(Items from a data source)

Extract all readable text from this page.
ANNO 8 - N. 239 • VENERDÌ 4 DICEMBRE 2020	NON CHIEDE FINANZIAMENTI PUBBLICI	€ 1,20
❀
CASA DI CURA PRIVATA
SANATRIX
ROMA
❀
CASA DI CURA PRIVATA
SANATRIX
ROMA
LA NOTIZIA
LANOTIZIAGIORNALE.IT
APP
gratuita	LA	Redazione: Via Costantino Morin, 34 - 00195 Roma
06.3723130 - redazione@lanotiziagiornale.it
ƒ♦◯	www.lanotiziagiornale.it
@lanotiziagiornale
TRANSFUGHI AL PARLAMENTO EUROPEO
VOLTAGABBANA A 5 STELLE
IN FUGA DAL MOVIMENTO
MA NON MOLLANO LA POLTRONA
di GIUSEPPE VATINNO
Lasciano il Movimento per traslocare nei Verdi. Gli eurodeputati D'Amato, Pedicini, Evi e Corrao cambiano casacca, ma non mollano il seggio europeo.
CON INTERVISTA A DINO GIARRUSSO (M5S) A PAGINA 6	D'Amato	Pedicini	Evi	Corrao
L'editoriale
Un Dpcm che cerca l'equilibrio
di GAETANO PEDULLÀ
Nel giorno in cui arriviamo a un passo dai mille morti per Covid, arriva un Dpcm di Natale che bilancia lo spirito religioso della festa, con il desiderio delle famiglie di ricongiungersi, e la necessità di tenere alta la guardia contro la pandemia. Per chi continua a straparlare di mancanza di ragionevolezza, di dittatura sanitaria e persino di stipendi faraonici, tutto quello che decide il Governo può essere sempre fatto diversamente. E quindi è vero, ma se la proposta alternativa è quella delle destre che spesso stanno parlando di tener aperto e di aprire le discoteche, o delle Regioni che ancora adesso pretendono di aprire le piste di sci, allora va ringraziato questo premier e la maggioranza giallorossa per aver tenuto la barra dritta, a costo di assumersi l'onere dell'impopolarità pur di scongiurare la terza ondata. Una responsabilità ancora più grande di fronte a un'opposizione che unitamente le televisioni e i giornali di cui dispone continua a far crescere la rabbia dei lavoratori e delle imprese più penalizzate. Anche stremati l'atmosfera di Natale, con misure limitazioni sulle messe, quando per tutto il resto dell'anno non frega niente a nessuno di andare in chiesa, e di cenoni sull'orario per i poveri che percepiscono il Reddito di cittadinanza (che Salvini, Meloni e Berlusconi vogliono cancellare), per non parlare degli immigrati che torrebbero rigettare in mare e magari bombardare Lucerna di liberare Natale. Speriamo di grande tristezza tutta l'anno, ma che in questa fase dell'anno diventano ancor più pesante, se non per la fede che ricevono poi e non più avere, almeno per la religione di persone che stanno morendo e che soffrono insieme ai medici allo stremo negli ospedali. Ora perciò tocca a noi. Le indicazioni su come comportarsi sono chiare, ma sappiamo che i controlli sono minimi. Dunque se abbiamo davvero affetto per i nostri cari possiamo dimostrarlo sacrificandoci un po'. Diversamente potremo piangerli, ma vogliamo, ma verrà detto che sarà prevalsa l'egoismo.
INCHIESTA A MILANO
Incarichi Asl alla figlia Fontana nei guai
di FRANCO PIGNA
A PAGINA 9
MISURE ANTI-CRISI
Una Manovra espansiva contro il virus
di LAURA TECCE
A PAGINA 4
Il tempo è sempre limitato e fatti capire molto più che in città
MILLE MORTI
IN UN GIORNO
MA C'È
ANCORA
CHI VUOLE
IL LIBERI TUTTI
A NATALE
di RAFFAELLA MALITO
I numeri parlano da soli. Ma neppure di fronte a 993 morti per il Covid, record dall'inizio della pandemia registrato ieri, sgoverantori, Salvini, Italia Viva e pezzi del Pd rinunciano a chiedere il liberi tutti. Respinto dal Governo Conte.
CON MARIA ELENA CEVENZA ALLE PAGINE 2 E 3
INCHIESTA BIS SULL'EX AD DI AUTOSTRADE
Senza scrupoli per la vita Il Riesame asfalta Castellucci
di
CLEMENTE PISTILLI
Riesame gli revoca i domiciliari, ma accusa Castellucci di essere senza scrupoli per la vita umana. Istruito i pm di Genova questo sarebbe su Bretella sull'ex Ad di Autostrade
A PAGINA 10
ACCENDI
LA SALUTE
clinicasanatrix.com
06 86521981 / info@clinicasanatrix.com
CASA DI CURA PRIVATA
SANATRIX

[Exercise description] Every entry needs to be copied again, word for word.

[Your response]
Extract all readable text from this page.
ANNO 8 - N. 239 • VENERDÌ 4 DICEMBRE 2020	NON CHIEDE FINANZIAMENTI PUBBLICI	€ 1,20
❀
CASA DI CURA PRIVATA
SANATRIX
ROMA
❀
CASA DI CURA PRIVATA
SANATRIX
ROMA
LA NOTIZIA
LANOTIZIAGIORNALE.IT
APP
gratuita	LA	Redazione: Via Costantino Morin, 34 - 00195 Roma
06.3723130 - redazione@lanotiziagiornale.it
ƒ♦◯	www.lanotiziagiornale.it
@lanotiziagiornale
TRANSFUGHI AL PARLAMENTO EUROPEO
VOLTAGABBANA A 5 STELLE
IN FUGA DAL MOVIMENTO
MA NON MOLLANO LA POLTRONA
di GIUSEPPE VATINNO
Lasciano il Movimento per traslocare nei Verdi. Gli eurodeputati D'Amato, Pedicini, Evi e Corrao cambiano casacca, ma non mollano il seggio europeo.
CON INTERVISTA A DINO GIARRUSSO (M5S) A PAGINA 6	D'Amato	Pedicini	Evi	Corrao
L'editoriale
Un Dpcm che cerca l'equilibrio
di GAETANO PEDULLÀ
Nel giorno in cui arriviamo a un passo dai mille morti per Covid, arriva un Dpcm di Natale che bilancia lo spirito religioso della festa, con il desiderio delle famiglie di ricongiungersi, e la necessità di tenere alta la guardia contro la pandemia. Per chi continua a straparlare di mancanza di ragionevolezza, di dittatura sanitaria e persino di stipendi faraonici, tutto quello che decide il Governo può essere sempre fatto diversamente. E quindi è vero, ma se la proposta alternativa è quella delle destre che spesso stanno parlando di tener aperto e di aprire le discoteche, o delle Regioni che ancora adesso pretendono di aprire le piste di sci, allora va ringraziato questo premier e la maggioranza giallorossa per aver tenuto la barra dritta, a costo di assumersi l'onere dell'impopolarità pur di scongiurare la terza ondata. Una responsabilità ancora più grande di fronte a un'opposizione che unitamente le televisioni e i giornali di cui dispone continua a far crescere la rabbia dei lavoratori e delle imprese più penalizzate. Anche stremati l'atmosfera di Natale, con misure limitazioni sulle messe, quando per tutto il resto dell'anno non frega niente a nessuno di andare in chiesa, e di cenoni sull'orario per i poveri che percepiscono il Reddito di cittadinanza (che Salvini, Meloni e Berlusconi vogliono cancellare), per non parlare degli immigrati che torrebbero rigettare in mare e magari bombardare Lucerna di liberare Natale. Speriamo di grande tristezza tutta l'anno, ma che in questa fase dell'anno diventano ancor più pesante, se non per la fede che ricevono poi e non più avere, almeno per la religione di persone che stanno morendo e che soffrono insieme ai medici allo stremo negli ospedali. Ora perciò tocca a noi. Le indicazioni su come comportarsi sono chiare, ma sappiamo che i controlli sono minimi. Dunque se abbiamo davvero affetto per i nostri cari possiamo dimostrarlo sacrificandoci un po'. Diversamente potremo piangerli, ma vogliamo, ma verrà detto che sarà prevalsa l'egoismo.
INCHIESTA A MILANO
Incarichi Asl alla figlia Fontana nei guai
di FRANCO PIGNA
A PAGINA 9
MISURE ANTI-CRISI
Una Manovra espansiva contro il virus
di LAURA TECCE
A PAGINA 4
Il tempo è sempre limitato e fatti capire molto più che in città
MILLE MORTI
IN UN GIORNO
MA C'È
ANCORA
CHI VUOLE
IL LIBERI TUTTI
A NATALE
di RAFFAELLA MALITO
I numeri parlano da soli. Ma neppure di fronte a 993 morti per il Covid, record dall'inizio della pandemia registrato ieri, sgoverantori, Salvini, Italia Viva e pezzi del Pd rinunciano a chiedere il liberi tutti. Respinto dal Governo Conte.
CON MARIA ELENA CEVENZA ALLE PAGINE 2 E 3
INCHIESTA BIS SULL'EX AD DI AUTOSTRADE
Senza scrupoli per la vita Il Riesame asfalta Castellucci
di
CLEMENTE PISTILLI
Riesame gli revoca i domiciliari, ma accusa Castellucci di essere senza scrupoli per la vita umana. Istruito i pm di Genova questo sarebbe su Bretella sull'ex Ad di Autostrade
A PAGINA 10
ACCENDI
LA SALUTE
clinicasanatrix.com
06 86521981 / info@clinicasanatrix.com
CASA DI CURA PRIVATA
SANATRIX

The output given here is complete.